--- Aufgabe ---
Schreib den Text über die häusliche Pflege der Mutter von „Unser Glück war, dass“ bis einschließlich „Pflege nicht unterschätzen.“ ab und benenne dabei „Reha“ in „Rehaklinik“ um.

--- Textauszug ---
--------------------------------------------------

Im Gegenteil, ich musste eher dafür kämpfen, dass ich meine Mutter zu Hause pflegen kann. Bei einem so schweren Pflegefall mit höchster Pflegestufe ist das nicht vorgesehen und braucht erhebliche organisatorische Anstrengungen für die Zusammenarbeit mit Kassen, Behörden und – sobald nach fünf Jahren unser Geld aufgebraucht war – weiteren Leistungsträgern.
Welche Unterstützung erhielten Sie?
Wir haben von der Kasse einen Treppenlifter bekommen, mit dem ich sie im Rollstuhl ins Erdgeschoss hieven konnte. Den Rollstuhl mussten wir selbst bezahlen. Es war ein ständiger Kampf, verordnete Leistungen zu erhalten. Die Kasse hat einen Pflegedienst bezahlt, der aber nur zweimal am Tag kam, insgesamt für eine Stunde. Den Rest mussten wir selbst organisieren und finanzieren. Wir haben eine Pflegerin bezahlt für die Zeit, in der ich arbeiten war. Als unser Geld aufgebraucht war, hat die Stadt München im Rahmen der Sozialhilfe Mietanteil sowie Unterhalt für meine Mutter übernommen und den Lohn der Pflegerin für fünf Stunden pro Werktag bezahlt.
Woher wussten Sie, was Sie zu machen haben und ob das gerade richtig ist?
Unser Glück war, dass meine Mutter zu Beginn in eine sehr gute Reha kam. Physiotherapeuten, Logopäden und Pfleger haben mir gezeigt, wie man meine Mutter versorgt. Danach kannte ich alle Tricks: Wie man sie fast ohne eigenen Kraftaufwand in den Stuhl setzt. Wie man sie im Bett lagert, ohne Hautverletzungen zu bekommen. Ich lernte, was man ihr wie zu essen gibt, ohne dass sie sich verschluckt. Meine Mutter und ich haben die Rollen getauscht: Ich übernahm die Mutterrolle, sie die Kinderrolle. Diese enge Bindung darf man gerade in der Pflege nicht unterschätzen.
Wie kann man sich auf so eine Situation vorbereiten?

--------------------------------------------------

--- Die Daten ---

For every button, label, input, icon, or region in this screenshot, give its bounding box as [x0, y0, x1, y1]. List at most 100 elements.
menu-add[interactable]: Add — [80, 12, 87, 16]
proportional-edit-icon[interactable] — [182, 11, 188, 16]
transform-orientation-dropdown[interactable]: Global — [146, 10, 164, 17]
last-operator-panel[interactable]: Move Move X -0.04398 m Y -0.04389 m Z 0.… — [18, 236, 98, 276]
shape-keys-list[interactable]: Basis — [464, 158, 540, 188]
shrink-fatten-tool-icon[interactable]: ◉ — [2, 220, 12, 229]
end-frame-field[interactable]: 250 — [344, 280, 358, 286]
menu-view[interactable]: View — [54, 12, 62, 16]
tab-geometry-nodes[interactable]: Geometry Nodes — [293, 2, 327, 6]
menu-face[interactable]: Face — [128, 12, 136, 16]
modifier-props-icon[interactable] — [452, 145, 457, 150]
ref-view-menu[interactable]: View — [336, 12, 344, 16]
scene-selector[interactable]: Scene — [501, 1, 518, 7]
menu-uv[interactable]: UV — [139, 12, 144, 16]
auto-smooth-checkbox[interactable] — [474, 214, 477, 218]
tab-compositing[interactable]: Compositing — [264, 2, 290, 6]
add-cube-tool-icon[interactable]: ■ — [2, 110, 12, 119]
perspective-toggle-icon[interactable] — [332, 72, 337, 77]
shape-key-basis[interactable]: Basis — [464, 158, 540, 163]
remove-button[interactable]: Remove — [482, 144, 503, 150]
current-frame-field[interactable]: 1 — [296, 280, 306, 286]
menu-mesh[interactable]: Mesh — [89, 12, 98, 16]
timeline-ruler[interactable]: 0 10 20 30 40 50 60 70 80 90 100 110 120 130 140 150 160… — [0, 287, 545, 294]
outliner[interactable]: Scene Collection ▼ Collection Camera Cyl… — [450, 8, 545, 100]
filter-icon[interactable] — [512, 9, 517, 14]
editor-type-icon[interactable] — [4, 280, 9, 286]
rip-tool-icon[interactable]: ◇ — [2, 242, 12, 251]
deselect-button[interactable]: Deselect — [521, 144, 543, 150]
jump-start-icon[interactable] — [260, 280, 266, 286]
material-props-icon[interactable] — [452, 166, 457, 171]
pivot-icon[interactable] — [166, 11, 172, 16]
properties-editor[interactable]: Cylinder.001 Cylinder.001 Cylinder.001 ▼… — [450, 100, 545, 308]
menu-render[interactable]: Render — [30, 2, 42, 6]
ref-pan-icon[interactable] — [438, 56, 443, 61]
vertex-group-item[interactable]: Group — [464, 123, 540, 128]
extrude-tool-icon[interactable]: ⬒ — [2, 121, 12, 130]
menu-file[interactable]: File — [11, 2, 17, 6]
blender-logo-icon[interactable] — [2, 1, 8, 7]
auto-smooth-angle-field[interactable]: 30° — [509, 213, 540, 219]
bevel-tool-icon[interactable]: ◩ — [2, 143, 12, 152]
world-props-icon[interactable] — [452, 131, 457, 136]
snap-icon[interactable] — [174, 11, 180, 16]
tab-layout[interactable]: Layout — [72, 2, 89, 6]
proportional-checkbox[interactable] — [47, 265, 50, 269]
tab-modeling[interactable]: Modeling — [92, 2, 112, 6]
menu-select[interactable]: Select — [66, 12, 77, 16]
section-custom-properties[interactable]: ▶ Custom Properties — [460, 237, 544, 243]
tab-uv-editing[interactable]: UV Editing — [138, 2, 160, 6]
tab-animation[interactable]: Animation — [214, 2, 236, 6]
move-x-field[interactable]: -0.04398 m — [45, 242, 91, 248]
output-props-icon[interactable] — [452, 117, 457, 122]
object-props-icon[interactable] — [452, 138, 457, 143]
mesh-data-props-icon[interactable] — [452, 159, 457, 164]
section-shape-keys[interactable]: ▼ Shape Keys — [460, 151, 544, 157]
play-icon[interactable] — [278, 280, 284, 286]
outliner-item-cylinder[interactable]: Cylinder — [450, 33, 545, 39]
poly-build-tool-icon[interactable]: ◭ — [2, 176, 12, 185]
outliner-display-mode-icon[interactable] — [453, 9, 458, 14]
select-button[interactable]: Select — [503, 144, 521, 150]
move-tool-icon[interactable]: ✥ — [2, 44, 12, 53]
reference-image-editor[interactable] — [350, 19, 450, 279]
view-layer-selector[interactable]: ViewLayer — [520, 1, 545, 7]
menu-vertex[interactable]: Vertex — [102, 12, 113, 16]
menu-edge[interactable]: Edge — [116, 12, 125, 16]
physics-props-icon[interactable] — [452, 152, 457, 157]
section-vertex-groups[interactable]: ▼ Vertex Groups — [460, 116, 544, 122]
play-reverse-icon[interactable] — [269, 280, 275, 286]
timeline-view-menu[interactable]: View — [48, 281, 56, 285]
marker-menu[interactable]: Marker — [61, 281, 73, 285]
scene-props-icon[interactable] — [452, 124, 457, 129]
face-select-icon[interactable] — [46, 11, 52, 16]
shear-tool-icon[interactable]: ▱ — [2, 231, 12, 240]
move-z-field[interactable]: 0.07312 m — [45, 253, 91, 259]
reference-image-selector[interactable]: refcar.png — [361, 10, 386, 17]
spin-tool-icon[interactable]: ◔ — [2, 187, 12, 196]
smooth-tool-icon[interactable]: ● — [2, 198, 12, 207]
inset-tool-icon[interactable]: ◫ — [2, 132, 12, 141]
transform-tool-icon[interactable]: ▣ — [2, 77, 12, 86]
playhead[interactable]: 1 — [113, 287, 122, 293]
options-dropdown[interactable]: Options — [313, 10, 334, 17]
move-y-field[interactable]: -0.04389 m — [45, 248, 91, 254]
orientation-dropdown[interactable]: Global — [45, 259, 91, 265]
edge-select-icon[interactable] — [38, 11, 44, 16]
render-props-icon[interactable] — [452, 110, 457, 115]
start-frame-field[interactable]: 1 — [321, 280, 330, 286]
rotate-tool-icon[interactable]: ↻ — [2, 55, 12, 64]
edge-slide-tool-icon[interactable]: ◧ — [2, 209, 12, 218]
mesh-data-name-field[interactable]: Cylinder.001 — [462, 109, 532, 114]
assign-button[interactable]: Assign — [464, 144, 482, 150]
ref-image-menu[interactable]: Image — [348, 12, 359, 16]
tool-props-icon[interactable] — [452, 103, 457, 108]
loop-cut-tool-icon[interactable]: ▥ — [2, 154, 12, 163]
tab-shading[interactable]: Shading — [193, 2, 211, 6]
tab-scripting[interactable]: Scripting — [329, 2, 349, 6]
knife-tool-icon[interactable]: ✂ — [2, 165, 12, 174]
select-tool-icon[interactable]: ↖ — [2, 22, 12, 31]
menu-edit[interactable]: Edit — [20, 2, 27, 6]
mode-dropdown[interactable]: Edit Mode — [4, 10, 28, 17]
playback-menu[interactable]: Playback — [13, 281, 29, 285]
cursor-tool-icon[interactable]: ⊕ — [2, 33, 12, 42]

--------------------------------------------------

--- Lösung ---
Unser Glück war, dass meine Mutter zu Beginn in eine sehr gute Rehaklinik kam. Physiotherapeuten, Logopäden und Pfleger haben mir gezeigt, wie man meine Mutter versorgt. Danach kannte ich alle Tricks: Wie man sie fast ohne eigenen Kraftaufwand in den Stuhl setzt. Wie man sie im Bett lagert, ohne Hautverletzungen zu bekommen. Ich lernte, was man ihr wie zu essen gibt, ohne dass sie sich verschluckt. Meine Mutter und ich haben die Rollen getauscht: Ich übernahm die Mutterrolle, sie die Kinderrolle. Diese enge Bindung darf man gerade in der Pflege nicht unterschätzen.